→ **GIVEN RECORDS**
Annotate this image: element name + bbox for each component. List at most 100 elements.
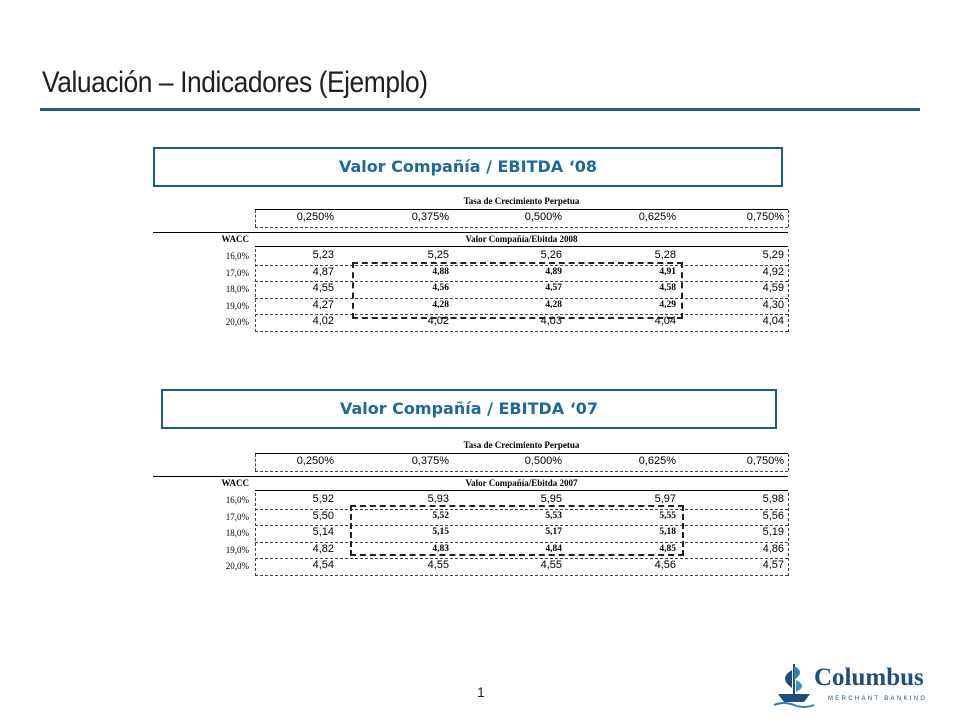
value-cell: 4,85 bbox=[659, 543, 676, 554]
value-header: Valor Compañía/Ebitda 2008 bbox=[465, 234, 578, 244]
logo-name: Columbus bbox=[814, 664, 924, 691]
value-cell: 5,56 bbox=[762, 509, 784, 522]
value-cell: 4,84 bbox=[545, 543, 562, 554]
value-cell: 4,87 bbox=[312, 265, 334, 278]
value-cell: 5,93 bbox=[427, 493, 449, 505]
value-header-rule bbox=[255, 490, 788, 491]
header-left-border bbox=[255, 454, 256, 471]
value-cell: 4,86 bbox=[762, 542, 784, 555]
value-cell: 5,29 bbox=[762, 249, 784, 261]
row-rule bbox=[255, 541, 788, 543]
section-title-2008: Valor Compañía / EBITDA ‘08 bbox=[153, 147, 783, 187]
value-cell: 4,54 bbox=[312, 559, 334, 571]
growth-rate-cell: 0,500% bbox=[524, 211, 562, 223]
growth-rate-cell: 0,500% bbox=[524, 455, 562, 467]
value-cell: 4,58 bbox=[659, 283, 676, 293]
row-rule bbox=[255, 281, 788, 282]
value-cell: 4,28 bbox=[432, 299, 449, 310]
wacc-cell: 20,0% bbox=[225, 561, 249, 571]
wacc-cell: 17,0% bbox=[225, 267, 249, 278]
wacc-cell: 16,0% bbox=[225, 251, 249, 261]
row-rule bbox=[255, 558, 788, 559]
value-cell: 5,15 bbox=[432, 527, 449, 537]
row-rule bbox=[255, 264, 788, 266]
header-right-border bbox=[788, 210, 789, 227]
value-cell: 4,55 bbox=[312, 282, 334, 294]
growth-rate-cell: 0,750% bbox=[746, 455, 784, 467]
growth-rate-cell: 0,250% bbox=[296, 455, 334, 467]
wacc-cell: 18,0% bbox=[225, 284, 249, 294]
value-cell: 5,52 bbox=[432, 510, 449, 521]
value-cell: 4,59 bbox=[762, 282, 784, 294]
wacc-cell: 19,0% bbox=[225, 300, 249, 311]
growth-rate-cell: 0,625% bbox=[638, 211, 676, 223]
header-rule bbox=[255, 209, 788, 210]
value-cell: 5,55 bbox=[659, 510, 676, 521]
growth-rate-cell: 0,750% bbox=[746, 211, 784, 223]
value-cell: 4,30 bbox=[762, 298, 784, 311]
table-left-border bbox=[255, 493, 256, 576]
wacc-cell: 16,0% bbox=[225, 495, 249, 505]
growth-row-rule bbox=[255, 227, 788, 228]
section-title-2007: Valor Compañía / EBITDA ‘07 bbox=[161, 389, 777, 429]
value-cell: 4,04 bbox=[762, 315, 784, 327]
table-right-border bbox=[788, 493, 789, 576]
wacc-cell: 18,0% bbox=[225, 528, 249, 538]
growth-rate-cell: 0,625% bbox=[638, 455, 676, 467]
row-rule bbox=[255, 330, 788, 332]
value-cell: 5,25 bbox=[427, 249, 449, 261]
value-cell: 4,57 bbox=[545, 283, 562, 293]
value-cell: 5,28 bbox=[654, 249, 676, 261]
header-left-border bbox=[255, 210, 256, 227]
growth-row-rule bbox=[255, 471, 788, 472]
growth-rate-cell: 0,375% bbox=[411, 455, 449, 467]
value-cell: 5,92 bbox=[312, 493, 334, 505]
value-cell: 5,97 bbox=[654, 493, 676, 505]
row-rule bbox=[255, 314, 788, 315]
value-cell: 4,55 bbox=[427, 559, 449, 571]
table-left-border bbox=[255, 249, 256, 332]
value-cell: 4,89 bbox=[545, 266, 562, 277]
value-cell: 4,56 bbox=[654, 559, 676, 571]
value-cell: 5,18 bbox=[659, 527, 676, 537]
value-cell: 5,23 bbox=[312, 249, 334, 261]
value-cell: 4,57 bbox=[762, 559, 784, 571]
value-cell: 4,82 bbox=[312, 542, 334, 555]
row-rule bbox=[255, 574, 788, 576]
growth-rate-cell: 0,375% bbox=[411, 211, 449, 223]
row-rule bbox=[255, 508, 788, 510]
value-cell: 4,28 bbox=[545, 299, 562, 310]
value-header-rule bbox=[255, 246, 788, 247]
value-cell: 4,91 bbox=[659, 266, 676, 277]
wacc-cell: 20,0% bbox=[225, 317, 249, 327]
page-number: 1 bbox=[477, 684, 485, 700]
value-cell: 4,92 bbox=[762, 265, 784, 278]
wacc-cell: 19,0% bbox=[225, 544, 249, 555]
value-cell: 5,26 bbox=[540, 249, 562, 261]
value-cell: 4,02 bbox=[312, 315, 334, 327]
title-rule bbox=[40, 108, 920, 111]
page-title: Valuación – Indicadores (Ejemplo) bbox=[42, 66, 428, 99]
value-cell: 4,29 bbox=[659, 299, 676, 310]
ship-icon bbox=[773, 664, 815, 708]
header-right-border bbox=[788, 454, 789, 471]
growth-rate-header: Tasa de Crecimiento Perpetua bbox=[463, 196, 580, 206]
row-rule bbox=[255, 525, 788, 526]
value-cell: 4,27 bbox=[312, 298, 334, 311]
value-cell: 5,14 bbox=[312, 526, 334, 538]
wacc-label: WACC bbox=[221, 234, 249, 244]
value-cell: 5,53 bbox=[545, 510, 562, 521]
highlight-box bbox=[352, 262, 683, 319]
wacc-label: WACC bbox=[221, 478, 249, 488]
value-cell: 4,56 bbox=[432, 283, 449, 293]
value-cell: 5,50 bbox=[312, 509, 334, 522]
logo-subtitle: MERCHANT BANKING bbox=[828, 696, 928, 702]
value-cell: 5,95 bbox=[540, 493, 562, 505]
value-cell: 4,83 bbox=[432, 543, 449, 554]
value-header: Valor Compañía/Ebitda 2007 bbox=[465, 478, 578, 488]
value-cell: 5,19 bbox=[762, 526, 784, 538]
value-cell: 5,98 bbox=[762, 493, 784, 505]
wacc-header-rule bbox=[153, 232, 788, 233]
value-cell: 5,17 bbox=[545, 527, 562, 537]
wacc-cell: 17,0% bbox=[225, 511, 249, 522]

→ **BRIEF**
Rewrite the entries above, substituting "valuation-cell" for every occurrence of "value-cell" and keeping everything else unchanged. Omit the pictures.

→ **WRITTEN RESPONSE**
Annotate this image: element name + bbox for each component. List at most 100 elements.
valuation-cell: 4,85 bbox=[659, 543, 676, 554]
value-header: Valor Compañía/Ebitda 2008 bbox=[465, 234, 578, 244]
logo-name: Columbus bbox=[814, 664, 924, 691]
valuation-cell: 5,56 bbox=[762, 509, 784, 522]
valuation-cell: 4,84 bbox=[545, 543, 562, 554]
valuation-cell: 4,87 bbox=[312, 265, 334, 278]
valuation-cell: 5,93 bbox=[427, 493, 449, 505]
value-header-rule bbox=[255, 490, 788, 491]
header-left-border bbox=[255, 454, 256, 471]
valuation-cell: 4,86 bbox=[762, 542, 784, 555]
valuation-cell: 5,29 bbox=[762, 249, 784, 261]
row-rule bbox=[255, 541, 788, 543]
section-title-2008: Valor Compañía / EBITDA ‘08 bbox=[153, 147, 783, 187]
valuation-cell: 4,54 bbox=[312, 559, 334, 571]
growth-rate-cell: 0,500% bbox=[524, 211, 562, 223]
growth-rate-cell: 0,500% bbox=[524, 455, 562, 467]
valuation-cell: 4,58 bbox=[659, 283, 676, 293]
row-rule bbox=[255, 281, 788, 282]
valuation-cell: 4,28 bbox=[432, 299, 449, 310]
wacc-cell: 20,0% bbox=[225, 561, 249, 571]
wacc-cell: 17,0% bbox=[225, 267, 249, 278]
wacc-cell: 16,0% bbox=[225, 251, 249, 261]
row-rule bbox=[255, 558, 788, 559]
valuation-cell: 5,15 bbox=[432, 527, 449, 537]
row-rule bbox=[255, 264, 788, 266]
header-right-border bbox=[788, 210, 789, 227]
valuation-cell: 4,55 bbox=[312, 282, 334, 294]
growth-rate-cell: 0,750% bbox=[746, 455, 784, 467]
growth-rate-cell: 0,250% bbox=[296, 455, 334, 467]
wacc-cell: 18,0% bbox=[225, 284, 249, 294]
valuation-cell: 5,52 bbox=[432, 510, 449, 521]
valuation-cell: 4,59 bbox=[762, 282, 784, 294]
wacc-cell: 19,0% bbox=[225, 300, 249, 311]
growth-rate-cell: 0,625% bbox=[638, 211, 676, 223]
header-rule bbox=[255, 209, 788, 210]
valuation-cell: 5,55 bbox=[659, 510, 676, 521]
growth-rate-cell: 0,750% bbox=[746, 211, 784, 223]
valuation-cell: 4,30 bbox=[762, 298, 784, 311]
table-left-border bbox=[255, 493, 256, 576]
wacc-cell: 16,0% bbox=[225, 495, 249, 505]
growth-row-rule bbox=[255, 227, 788, 228]
section-title-2007: Valor Compañía / EBITDA ‘07 bbox=[161, 389, 777, 429]
valuation-cell: 4,04 bbox=[762, 315, 784, 327]
table-right-border bbox=[788, 493, 789, 576]
wacc-cell: 18,0% bbox=[225, 528, 249, 538]
growth-rate-cell: 0,625% bbox=[638, 455, 676, 467]
row-rule bbox=[255, 330, 788, 332]
valuation-cell: 5,25 bbox=[427, 249, 449, 261]
valuation-cell: 4,57 bbox=[545, 283, 562, 293]
valuation-cell: 5,28 bbox=[654, 249, 676, 261]
header-left-border bbox=[255, 210, 256, 227]
growth-row-rule bbox=[255, 471, 788, 472]
growth-rate-cell: 0,375% bbox=[411, 455, 449, 467]
valuation-cell: 5,92 bbox=[312, 493, 334, 505]
valuation-cell: 5,97 bbox=[654, 493, 676, 505]
row-rule bbox=[255, 314, 788, 315]
valuation-cell: 4,55 bbox=[427, 559, 449, 571]
table-left-border bbox=[255, 249, 256, 332]
valuation-cell: 4,89 bbox=[545, 266, 562, 277]
valuation-cell: 4,56 bbox=[654, 559, 676, 571]
valuation-cell: 5,18 bbox=[659, 527, 676, 537]
valuation-cell: 5,23 bbox=[312, 249, 334, 261]
valuation-cell: 4,57 bbox=[762, 559, 784, 571]
valuation-cell: 4,82 bbox=[312, 542, 334, 555]
row-rule bbox=[255, 574, 788, 576]
growth-rate-cell: 0,375% bbox=[411, 211, 449, 223]
row-rule bbox=[255, 508, 788, 510]
valuation-cell: 4,28 bbox=[545, 299, 562, 310]
value-header-rule bbox=[255, 246, 788, 247]
valuation-cell: 4,91 bbox=[659, 266, 676, 277]
wacc-cell: 20,0% bbox=[225, 317, 249, 327]
page-number: 1 bbox=[477, 684, 485, 700]
valuation-cell: 4,92 bbox=[762, 265, 784, 278]
wacc-cell: 19,0% bbox=[225, 544, 249, 555]
valuation-cell: 5,26 bbox=[540, 249, 562, 261]
valuation-cell: 4,02 bbox=[312, 315, 334, 327]
title-rule bbox=[40, 108, 920, 111]
page-title: Valuación – Indicadores (Ejemplo) bbox=[42, 66, 428, 99]
valuation-cell: 4,29 bbox=[659, 299, 676, 310]
ship-icon bbox=[773, 664, 815, 708]
header-right-border bbox=[788, 454, 789, 471]
growth-rate-header: Tasa de Crecimiento Perpetua bbox=[463, 196, 580, 206]
row-rule bbox=[255, 525, 788, 526]
valuation-cell: 4,27 bbox=[312, 298, 334, 311]
valuation-cell: 5,14 bbox=[312, 526, 334, 538]
wacc-label: WACC bbox=[221, 234, 249, 244]
valuation-cell: 5,53 bbox=[545, 510, 562, 521]
highlight-box bbox=[352, 262, 683, 319]
wacc-label: WACC bbox=[221, 478, 249, 488]
valuation-cell: 4,56 bbox=[432, 283, 449, 293]
valuation-cell: 5,50 bbox=[312, 509, 334, 522]
logo-subtitle: MERCHANT BANKING bbox=[828, 696, 928, 702]
valuation-cell: 5,95 bbox=[540, 493, 562, 505]
valuation-cell: 4,83 bbox=[432, 543, 449, 554]
value-header: Valor Compañía/Ebitda 2007 bbox=[465, 478, 578, 488]
valuation-cell: 5,19 bbox=[762, 526, 784, 538]
valuation-cell: 5,98 bbox=[762, 493, 784, 505]
wacc-header-rule bbox=[153, 232, 788, 233]
valuation-cell: 5,17 bbox=[545, 527, 562, 537]
wacc-cell: 17,0% bbox=[225, 511, 249, 522]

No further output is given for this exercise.